## Problem requirements
Select and copy out every line in the records containing "regional".

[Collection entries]
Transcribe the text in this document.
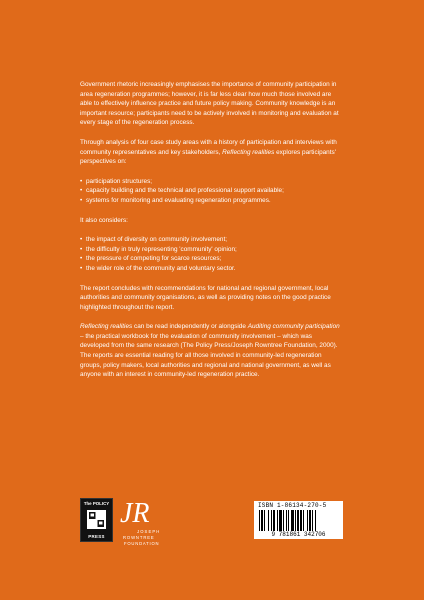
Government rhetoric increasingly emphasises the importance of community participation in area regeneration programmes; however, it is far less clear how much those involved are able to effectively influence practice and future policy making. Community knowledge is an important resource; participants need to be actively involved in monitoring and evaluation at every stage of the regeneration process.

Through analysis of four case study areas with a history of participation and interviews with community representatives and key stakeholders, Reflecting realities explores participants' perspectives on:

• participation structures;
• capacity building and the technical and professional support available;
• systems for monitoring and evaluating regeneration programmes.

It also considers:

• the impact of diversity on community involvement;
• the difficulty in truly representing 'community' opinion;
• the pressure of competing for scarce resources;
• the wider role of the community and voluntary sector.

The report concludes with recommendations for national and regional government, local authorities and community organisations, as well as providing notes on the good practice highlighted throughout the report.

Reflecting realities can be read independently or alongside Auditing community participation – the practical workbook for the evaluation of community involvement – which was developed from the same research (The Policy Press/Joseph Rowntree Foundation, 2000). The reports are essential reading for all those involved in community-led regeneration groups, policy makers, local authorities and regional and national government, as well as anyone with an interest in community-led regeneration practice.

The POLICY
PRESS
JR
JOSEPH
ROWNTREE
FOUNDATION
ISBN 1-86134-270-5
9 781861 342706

---

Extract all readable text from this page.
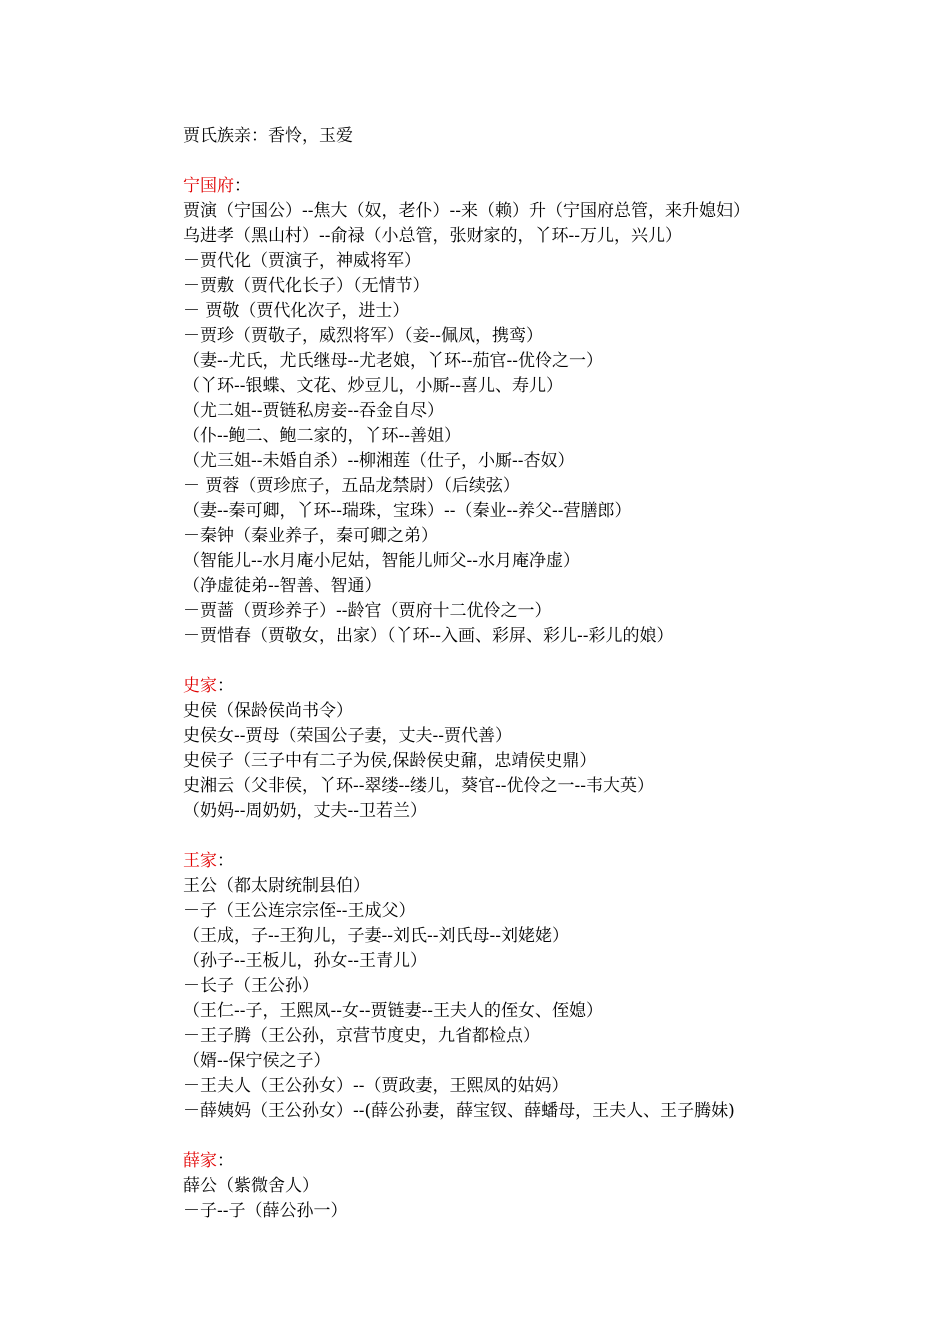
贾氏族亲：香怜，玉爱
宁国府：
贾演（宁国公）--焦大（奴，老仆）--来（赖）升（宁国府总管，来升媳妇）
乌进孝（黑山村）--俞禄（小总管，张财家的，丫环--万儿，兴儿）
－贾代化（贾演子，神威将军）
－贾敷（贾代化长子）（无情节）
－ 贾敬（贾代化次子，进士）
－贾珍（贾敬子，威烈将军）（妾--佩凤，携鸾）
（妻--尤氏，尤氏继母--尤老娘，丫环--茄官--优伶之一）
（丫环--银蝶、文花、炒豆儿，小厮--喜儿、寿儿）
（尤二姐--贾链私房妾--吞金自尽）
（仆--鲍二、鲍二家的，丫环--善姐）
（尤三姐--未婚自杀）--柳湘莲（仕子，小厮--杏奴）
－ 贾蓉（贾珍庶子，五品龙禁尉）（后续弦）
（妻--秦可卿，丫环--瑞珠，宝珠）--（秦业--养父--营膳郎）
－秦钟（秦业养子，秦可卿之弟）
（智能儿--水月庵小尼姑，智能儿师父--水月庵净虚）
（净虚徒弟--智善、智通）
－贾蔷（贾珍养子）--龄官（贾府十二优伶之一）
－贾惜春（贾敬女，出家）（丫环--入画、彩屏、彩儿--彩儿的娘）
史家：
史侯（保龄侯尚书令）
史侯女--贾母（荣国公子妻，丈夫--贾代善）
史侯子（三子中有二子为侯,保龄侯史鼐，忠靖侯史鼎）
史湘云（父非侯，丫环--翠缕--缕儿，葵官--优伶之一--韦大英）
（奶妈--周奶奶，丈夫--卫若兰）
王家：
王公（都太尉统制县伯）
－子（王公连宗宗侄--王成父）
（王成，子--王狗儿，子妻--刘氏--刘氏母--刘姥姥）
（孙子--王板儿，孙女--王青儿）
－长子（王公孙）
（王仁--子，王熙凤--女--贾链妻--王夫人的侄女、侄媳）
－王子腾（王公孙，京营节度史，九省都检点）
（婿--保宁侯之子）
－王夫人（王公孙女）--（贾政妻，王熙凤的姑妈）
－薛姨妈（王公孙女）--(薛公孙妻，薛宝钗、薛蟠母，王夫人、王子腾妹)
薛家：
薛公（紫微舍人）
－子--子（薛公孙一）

## Correct response
The report concludes with recommendations for national and regional government, local authorities and community organisations, as well as providing notes on the good practice highlighted throughout the report.
Reflecting realities can be read independently or alongside Auditing community participation – the practical workbook for the evaluation of community involvement – which was developed from the same research (The Policy Press/Joseph Rowntree Foundation, 2000). The reports are essential reading for all those involved in community-led regeneration groups, policy makers, local authorities and regional and national government, as well as anyone with an interest in community-led regeneration practice.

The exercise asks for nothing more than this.